◆ Task brief
Give a verbatim quotation of every record.

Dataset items
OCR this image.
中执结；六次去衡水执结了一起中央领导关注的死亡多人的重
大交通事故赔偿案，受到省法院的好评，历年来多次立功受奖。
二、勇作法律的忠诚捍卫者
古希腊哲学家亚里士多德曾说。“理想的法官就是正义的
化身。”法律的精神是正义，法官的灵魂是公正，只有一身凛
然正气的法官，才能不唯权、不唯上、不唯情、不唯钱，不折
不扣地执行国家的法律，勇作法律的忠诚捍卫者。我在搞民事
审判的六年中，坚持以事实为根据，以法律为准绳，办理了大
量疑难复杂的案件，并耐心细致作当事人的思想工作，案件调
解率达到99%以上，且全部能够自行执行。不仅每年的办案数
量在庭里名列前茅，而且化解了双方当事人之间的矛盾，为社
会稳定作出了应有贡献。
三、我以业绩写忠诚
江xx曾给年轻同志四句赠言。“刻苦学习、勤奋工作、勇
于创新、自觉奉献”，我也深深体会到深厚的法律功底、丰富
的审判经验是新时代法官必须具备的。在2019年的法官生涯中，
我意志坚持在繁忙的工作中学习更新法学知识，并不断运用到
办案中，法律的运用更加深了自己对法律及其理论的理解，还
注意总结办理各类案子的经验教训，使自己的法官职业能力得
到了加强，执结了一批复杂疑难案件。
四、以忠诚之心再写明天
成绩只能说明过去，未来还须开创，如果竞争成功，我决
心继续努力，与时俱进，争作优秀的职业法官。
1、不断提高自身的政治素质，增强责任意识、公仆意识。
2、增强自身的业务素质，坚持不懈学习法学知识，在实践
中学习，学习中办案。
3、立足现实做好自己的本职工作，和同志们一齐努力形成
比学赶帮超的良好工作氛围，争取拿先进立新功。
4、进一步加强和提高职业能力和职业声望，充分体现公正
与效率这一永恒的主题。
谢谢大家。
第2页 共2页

◆ Finished task
OCR this image.
中执结；六次去衡水执结了一起中央领导关注的死亡多人的重
大交通事故赔偿案，受到省法院的好评，历年来多次立功受奖。
二、勇作法律的忠诚捍卫者
古希腊哲学家亚里士多德曾说。“理想的法官就是正义的
化身。”法律的精神是正义，法官的灵魂是公正，只有一身凛
然正气的法官，才能不唯权、不唯上、不唯情、不唯钱，不折
不扣地执行国家的法律，勇作法律的忠诚捍卫者。我在搞民事
审判的六年中，坚持以事实为根据，以法律为准绳，办理了大
量疑难复杂的案件，并耐心细致作当事人的思想工作，案件调
解率达到99%以上，且全部能够自行执行。不仅每年的办案数
量在庭里名列前茅，而且化解了双方当事人之间的矛盾，为社
会稳定作出了应有贡献。
三、我以业绩写忠诚
江xx曾给年轻同志四句赠言。“刻苦学习、勤奋工作、勇
于创新、自觉奉献”，我也深深体会到深厚的法律功底、丰富
的审判经验是新时代法官必须具备的。在2019年的法官生涯中，
我意志坚持在繁忙的工作中学习更新法学知识，并不断运用到
办案中，法律的运用更加深了自己对法律及其理论的理解，还
注意总结办理各类案子的经验教训，使自己的法官职业能力得
到了加强，执结了一批复杂疑难案件。
四、以忠诚之心再写明天
成绩只能说明过去，未来还须开创，如果竞争成功，我决
心继续努力，与时俱进，争作优秀的职业法官。
1、不断提高自身的政治素质，增强责任意识、公仆意识。
2、增强自身的业务素质，坚持不懈学习法学知识，在实践
中学习，学习中办案。
3、立足现实做好自己的本职工作，和同志们一齐努力形成
比学赶帮超的良好工作氛围，争取拿先进立新功。
4、进一步加强和提高职业能力和职业声望，充分体现公正
与效率这一永恒的主题。
谢谢大家。
第2页 共2页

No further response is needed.